Stored data entries:
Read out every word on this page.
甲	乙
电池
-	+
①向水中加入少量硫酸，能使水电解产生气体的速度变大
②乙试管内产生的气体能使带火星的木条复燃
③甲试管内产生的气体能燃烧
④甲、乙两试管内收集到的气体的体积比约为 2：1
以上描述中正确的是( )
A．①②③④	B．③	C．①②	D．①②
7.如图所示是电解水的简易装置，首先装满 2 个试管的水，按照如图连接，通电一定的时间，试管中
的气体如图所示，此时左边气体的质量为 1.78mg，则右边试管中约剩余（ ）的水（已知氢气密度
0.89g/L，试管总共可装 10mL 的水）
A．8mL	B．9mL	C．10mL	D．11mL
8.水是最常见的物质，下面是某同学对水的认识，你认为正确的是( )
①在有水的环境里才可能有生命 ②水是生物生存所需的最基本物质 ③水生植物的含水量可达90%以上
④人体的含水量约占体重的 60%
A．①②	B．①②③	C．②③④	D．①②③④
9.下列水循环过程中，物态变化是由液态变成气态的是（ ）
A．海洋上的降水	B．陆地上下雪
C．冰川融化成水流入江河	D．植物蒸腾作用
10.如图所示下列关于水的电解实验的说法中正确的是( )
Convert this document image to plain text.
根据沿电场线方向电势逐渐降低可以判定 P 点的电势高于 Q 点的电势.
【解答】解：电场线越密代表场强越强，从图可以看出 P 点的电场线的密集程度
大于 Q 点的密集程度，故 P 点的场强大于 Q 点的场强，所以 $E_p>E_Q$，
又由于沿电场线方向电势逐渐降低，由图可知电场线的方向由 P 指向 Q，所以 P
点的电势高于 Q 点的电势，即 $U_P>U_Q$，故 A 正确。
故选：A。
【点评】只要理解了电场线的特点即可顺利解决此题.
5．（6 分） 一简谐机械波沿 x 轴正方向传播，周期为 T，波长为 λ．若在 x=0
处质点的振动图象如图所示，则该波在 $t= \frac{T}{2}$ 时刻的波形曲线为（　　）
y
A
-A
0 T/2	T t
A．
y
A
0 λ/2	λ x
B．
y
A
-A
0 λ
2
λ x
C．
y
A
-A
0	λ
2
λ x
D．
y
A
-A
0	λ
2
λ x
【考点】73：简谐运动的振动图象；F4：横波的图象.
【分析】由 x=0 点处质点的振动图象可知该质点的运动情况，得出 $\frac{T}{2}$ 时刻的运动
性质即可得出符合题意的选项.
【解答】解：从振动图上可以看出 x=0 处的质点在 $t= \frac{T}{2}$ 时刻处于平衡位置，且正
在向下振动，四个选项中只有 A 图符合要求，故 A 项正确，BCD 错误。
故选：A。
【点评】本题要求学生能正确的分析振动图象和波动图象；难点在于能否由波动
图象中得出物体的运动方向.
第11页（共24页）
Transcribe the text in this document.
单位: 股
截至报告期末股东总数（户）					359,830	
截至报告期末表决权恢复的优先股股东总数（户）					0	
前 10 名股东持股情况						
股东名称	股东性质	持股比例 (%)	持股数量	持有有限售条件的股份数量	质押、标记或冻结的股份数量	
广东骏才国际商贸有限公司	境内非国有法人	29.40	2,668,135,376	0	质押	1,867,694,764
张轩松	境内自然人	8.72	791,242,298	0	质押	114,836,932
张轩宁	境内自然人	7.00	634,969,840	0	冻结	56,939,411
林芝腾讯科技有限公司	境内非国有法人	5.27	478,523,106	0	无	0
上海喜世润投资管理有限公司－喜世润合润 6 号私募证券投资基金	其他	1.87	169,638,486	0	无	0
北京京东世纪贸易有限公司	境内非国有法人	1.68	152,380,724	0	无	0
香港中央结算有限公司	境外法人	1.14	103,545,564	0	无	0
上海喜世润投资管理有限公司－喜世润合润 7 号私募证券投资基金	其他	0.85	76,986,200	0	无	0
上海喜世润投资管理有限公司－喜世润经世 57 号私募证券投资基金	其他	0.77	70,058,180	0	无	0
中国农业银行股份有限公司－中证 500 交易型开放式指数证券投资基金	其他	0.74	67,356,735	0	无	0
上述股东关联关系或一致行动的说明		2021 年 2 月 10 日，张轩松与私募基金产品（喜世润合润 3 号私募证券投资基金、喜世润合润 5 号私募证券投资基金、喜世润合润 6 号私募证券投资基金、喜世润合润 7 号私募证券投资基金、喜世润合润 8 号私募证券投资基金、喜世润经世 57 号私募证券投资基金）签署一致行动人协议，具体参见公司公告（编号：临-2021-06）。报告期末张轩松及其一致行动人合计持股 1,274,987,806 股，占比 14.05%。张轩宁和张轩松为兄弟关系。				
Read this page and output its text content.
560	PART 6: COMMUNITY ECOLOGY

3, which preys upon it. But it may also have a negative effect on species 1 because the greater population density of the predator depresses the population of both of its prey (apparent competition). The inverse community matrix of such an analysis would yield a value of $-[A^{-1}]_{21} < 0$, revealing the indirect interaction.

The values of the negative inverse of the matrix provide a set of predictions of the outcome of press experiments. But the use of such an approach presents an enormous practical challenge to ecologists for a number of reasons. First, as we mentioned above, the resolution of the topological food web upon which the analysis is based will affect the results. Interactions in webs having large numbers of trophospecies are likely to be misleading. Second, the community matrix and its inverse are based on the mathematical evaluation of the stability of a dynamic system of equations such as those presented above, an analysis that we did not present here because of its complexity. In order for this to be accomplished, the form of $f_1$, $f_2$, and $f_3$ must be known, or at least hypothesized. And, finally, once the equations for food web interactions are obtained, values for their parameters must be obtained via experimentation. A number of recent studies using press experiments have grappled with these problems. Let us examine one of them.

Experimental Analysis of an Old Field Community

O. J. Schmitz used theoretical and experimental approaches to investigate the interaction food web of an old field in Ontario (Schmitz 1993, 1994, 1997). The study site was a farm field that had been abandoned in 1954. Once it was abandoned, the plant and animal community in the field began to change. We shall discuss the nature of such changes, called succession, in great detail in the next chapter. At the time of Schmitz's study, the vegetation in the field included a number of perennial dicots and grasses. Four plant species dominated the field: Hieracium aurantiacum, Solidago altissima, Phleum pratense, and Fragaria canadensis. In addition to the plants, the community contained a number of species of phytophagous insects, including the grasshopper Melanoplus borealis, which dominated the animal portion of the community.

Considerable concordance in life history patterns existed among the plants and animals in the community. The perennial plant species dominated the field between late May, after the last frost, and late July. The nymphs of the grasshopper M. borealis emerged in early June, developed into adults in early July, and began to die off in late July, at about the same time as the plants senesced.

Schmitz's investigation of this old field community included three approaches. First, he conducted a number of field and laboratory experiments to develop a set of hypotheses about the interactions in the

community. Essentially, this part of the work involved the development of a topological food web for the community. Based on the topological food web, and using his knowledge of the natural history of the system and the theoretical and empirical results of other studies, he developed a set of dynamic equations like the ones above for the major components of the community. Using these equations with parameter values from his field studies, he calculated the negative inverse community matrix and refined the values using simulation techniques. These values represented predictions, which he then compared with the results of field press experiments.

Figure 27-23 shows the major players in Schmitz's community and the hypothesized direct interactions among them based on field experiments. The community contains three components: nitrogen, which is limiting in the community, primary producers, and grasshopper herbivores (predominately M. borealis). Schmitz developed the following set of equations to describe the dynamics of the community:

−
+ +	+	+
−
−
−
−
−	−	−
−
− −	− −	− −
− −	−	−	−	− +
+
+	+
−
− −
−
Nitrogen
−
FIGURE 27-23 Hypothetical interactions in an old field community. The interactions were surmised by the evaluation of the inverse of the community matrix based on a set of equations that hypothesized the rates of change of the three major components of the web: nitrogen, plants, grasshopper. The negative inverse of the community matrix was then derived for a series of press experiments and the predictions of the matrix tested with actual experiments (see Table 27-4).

## What to do
Which lines of the material contain the string "components"? List each of them.

## Task solution
community. Essentially, this part of the work involved the development of a topological food web for the community. Based on the topological food web, and using his knowledge of the natural history of the system and the theoretical and empirical results of other studies, he developed a set of dynamic equations like the ones above for the major components of the community. Using these equations with parameter values from his field studies, he calculated the negative inverse community matrix and refined the values using simulation techniques. These values represented predictions, which he then compared with the results of field press experiments.
Figure 27-23 shows the major players in Schmitz's community and the hypothesized direct interactions among them based on field experiments. The community contains three components: nitrogen, which is limiting in the community, primary producers, and grasshopper herbivores (predominately M. borealis). Schmitz developed the following set of equations to describe the dynamics of the community:
FIGURE 27-23 Hypothetical interactions in an old field community. The interactions were surmised by the evaluation of the inverse of the community matrix based on a set of equations that hypothesized the rates of change of the three major components of the web: nitrogen, plants, grasshopper. The negative inverse of the community matrix was then derived for a series of press experiments and the predictions of the matrix tested with actual experiments (see Table 27-4).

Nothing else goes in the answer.